=== What the exercise asks ===
Gather up the lines that contain "name".

-- Begin Provided data --

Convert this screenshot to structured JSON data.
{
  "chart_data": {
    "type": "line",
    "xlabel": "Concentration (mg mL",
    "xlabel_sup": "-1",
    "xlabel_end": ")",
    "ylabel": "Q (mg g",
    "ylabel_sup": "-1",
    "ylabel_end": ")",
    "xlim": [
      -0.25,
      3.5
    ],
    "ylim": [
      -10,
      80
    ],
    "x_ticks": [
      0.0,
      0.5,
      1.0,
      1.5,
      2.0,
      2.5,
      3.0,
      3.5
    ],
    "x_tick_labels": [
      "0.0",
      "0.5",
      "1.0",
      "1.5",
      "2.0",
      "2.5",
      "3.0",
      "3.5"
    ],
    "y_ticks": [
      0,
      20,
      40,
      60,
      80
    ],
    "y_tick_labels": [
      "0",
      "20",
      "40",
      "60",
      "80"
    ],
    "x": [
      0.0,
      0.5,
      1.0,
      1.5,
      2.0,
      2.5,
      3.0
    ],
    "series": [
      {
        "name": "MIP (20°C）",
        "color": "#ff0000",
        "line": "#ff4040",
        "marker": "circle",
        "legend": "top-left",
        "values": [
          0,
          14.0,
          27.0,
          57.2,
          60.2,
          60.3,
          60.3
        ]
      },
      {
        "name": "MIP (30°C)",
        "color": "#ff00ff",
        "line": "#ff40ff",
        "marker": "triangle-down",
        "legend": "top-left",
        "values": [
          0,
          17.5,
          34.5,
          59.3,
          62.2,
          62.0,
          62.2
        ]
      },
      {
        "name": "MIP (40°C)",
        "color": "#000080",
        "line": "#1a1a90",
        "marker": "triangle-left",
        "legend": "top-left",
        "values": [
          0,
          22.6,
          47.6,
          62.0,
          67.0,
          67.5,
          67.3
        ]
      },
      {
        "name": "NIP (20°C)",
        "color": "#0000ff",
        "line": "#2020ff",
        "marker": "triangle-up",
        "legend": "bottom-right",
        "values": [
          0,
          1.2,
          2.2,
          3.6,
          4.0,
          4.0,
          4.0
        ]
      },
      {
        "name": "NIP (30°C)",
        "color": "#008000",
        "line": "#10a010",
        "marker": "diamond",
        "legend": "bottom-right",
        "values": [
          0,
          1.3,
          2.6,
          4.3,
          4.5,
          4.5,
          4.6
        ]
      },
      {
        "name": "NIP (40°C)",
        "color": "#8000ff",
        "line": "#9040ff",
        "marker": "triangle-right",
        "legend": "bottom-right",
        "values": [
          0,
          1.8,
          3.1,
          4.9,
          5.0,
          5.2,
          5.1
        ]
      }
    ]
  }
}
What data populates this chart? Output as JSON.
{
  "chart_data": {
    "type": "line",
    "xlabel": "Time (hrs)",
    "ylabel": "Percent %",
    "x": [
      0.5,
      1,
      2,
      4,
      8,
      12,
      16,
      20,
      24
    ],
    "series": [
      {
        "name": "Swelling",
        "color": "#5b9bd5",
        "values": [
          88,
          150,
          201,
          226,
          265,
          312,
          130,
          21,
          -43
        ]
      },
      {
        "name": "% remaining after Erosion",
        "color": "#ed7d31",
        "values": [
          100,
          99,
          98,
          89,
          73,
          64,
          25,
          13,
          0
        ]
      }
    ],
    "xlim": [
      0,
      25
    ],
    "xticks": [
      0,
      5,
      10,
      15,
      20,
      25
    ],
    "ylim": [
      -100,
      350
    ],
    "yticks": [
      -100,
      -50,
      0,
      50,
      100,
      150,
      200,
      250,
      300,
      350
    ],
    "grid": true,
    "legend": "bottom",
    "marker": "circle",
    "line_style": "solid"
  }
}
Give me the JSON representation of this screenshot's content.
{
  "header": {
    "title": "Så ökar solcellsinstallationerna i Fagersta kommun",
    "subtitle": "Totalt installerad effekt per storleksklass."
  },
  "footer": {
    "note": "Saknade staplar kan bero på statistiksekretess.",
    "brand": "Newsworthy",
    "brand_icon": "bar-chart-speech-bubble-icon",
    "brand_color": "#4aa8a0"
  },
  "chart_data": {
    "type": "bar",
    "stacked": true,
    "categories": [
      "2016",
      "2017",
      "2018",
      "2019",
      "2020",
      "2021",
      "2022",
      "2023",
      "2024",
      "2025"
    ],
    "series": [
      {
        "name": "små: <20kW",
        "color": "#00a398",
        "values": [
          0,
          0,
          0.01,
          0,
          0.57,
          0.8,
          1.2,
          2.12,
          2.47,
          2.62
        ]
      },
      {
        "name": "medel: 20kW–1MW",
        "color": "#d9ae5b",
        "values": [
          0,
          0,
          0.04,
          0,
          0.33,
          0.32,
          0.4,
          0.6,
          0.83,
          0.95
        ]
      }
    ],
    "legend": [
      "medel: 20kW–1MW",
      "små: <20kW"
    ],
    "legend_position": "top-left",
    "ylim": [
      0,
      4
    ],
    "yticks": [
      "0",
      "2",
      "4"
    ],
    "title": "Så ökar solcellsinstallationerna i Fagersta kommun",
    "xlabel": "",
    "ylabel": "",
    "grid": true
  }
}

-- End Provided data --

=== Solution for this task ===
        "name": "MIP (20°C）",
        "name": "MIP (30°C)",
        "name": "MIP (40°C)",
        "name": "NIP (20°C)",
        "name": "NIP (30°C)",
        "name": "NIP (40°C)",
        "name": "Swelling",
        "name": "% remaining after Erosion",
        "name": "små: <20kW",
        "name": "medel: 20kW–1MW",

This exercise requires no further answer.